╭─ Material for this task

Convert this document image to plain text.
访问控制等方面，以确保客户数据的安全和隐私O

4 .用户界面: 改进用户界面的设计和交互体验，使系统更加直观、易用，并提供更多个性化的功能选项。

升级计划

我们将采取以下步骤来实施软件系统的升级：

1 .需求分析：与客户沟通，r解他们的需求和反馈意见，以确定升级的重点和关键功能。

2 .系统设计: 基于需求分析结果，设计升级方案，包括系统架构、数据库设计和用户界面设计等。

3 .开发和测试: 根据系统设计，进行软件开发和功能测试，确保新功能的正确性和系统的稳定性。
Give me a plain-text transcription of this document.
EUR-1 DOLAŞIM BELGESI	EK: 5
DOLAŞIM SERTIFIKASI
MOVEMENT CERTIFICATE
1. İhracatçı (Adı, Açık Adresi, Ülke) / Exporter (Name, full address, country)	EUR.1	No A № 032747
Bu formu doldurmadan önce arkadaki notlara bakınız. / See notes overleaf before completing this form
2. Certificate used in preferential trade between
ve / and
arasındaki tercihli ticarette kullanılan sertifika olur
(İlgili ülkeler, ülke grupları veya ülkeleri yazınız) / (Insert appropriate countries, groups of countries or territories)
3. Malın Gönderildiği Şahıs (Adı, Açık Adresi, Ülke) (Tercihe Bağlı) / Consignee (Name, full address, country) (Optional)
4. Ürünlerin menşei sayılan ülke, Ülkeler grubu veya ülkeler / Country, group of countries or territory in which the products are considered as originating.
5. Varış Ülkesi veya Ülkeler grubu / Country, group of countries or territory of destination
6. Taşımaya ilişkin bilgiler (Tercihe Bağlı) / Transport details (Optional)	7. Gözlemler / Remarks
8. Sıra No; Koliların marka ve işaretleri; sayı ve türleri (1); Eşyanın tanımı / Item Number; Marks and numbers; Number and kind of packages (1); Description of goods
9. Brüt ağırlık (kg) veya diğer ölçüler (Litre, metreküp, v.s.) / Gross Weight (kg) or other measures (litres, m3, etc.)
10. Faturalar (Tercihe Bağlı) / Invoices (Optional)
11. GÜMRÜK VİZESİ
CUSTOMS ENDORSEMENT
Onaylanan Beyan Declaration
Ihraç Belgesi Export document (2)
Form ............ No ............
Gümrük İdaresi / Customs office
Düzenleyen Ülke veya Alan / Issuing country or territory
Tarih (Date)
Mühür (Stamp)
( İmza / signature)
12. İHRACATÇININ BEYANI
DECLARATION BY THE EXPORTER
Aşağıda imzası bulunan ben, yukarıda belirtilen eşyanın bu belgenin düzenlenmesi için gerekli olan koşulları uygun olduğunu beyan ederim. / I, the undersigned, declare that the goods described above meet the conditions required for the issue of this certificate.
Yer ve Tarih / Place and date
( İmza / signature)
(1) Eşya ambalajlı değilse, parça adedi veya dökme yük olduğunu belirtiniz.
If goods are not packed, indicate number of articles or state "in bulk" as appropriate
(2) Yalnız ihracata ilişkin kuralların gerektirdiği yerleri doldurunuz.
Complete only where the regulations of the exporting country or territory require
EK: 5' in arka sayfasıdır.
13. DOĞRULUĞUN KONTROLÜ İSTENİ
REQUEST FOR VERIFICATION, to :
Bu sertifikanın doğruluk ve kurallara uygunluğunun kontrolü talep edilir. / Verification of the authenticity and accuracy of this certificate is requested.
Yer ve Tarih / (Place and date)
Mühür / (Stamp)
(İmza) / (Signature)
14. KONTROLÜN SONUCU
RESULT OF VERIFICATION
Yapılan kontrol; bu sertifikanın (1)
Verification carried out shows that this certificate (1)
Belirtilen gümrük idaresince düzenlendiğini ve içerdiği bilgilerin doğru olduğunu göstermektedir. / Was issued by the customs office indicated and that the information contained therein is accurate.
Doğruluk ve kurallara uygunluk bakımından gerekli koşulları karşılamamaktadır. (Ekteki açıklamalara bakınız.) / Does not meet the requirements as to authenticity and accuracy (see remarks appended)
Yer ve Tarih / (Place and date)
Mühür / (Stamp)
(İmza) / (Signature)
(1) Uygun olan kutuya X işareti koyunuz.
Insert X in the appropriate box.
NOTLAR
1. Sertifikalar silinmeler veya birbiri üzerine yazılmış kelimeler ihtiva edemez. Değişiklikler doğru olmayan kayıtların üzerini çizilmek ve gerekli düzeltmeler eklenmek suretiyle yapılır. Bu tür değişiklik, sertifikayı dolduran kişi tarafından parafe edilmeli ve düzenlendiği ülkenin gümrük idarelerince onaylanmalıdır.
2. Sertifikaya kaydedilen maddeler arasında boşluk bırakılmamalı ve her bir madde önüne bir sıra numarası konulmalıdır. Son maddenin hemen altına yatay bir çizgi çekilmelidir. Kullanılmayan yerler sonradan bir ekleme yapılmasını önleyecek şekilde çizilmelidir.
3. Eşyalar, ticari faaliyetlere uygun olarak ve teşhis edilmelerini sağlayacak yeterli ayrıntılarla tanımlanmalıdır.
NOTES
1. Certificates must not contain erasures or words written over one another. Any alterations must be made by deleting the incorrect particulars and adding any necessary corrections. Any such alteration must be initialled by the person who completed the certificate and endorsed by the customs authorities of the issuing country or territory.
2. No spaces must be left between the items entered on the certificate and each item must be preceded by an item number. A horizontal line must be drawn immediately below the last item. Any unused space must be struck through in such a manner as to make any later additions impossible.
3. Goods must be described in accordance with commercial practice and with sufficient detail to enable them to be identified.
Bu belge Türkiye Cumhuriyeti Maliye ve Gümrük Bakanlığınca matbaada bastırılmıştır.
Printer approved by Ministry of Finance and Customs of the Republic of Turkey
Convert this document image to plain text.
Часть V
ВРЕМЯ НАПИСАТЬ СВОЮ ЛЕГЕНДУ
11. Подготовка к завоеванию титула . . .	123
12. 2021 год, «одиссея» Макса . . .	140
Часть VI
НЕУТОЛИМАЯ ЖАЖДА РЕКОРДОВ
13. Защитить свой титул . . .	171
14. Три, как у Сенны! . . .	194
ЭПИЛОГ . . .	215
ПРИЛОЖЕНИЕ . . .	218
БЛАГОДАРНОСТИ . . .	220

╰─

_Problem_
Take every line that includes the string "between" and copy it.

_Result_
2. Certificate used in preferential trade between
2. No spaces must be left between the items entered on the certificate and each item must be preceded by an item number. A horizontal line must be drawn immediately below the last item. Any unused space must be struck through in such a manner as to make any later additions impossible.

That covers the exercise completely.